» **What the exercise asks**
Copy every line from the one that holds "What data populates" to the end of the records below, exactly and with nothing else, but without any pictures.

» **Source material**
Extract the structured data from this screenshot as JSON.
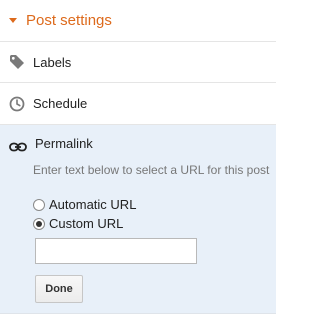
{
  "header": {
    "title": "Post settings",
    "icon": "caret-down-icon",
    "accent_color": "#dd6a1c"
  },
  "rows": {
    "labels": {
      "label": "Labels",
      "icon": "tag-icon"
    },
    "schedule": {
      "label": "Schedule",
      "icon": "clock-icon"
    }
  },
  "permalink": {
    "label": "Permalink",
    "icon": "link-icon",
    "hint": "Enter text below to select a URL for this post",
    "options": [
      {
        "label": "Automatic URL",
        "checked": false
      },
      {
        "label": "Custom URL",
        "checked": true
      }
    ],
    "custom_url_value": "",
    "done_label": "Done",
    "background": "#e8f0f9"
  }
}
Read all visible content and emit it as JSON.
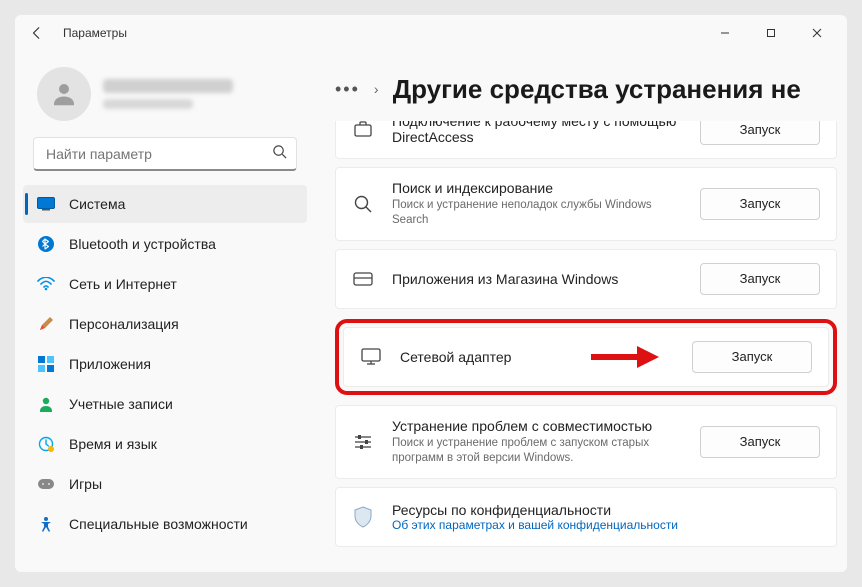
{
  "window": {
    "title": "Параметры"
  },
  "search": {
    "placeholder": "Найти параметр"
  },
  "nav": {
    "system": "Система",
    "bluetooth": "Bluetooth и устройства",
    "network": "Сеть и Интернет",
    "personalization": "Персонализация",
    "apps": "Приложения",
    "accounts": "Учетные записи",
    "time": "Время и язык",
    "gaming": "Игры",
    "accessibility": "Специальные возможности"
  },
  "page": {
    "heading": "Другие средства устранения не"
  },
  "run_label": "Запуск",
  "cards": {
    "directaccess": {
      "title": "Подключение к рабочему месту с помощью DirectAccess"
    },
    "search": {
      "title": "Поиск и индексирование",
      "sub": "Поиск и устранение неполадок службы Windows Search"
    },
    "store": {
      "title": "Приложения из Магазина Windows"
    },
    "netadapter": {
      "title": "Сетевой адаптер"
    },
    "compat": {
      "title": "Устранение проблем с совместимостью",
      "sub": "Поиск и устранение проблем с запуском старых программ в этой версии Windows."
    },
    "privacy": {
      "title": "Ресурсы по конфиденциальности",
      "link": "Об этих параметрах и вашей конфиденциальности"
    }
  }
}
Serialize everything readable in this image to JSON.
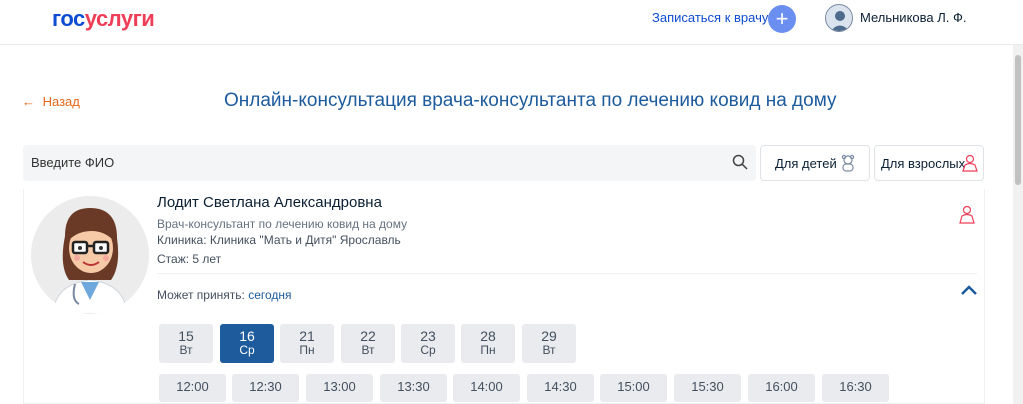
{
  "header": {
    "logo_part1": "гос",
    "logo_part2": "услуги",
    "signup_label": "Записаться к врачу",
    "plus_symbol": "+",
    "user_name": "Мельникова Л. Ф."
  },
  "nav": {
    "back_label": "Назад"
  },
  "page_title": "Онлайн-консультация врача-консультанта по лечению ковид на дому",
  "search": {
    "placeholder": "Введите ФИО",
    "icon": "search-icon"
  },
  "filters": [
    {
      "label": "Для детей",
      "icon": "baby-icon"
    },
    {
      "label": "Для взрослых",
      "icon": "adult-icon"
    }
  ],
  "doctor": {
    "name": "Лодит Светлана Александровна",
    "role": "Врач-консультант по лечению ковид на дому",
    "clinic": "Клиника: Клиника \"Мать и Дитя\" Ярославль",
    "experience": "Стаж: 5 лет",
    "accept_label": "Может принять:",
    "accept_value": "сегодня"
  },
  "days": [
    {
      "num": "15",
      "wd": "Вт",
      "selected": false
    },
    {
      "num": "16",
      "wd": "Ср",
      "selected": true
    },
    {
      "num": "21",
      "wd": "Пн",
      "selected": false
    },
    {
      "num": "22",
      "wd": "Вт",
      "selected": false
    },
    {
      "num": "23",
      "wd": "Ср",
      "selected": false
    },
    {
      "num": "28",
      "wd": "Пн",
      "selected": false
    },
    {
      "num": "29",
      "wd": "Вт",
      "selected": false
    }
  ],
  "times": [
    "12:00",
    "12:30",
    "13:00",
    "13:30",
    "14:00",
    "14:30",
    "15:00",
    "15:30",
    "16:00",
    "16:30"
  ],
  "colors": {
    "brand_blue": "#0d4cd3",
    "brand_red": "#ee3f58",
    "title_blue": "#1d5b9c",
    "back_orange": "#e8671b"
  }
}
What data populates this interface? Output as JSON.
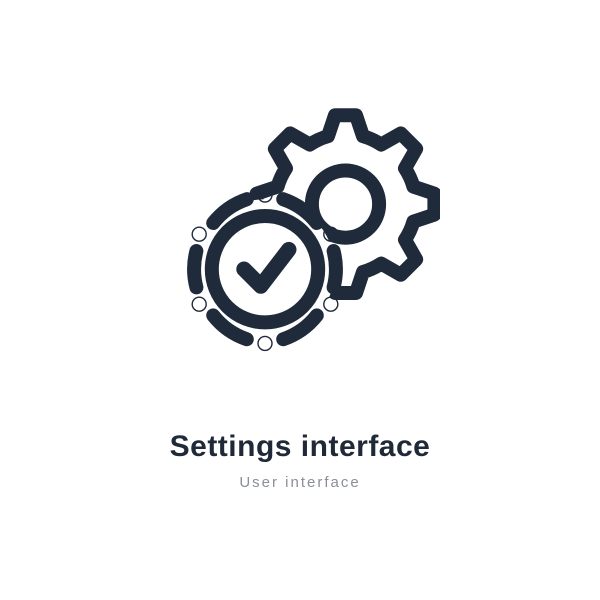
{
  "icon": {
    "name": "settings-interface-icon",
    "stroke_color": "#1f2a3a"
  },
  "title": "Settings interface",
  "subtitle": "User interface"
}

» **Solution to this task**
What data populates this interface? Output as JSON.
{
  "icon": {
    "name": "settings-interface-icon",
    "stroke_color": "#1f2a3a"
  },
  "title": "Settings interface",
  "subtitle": "User interface"
}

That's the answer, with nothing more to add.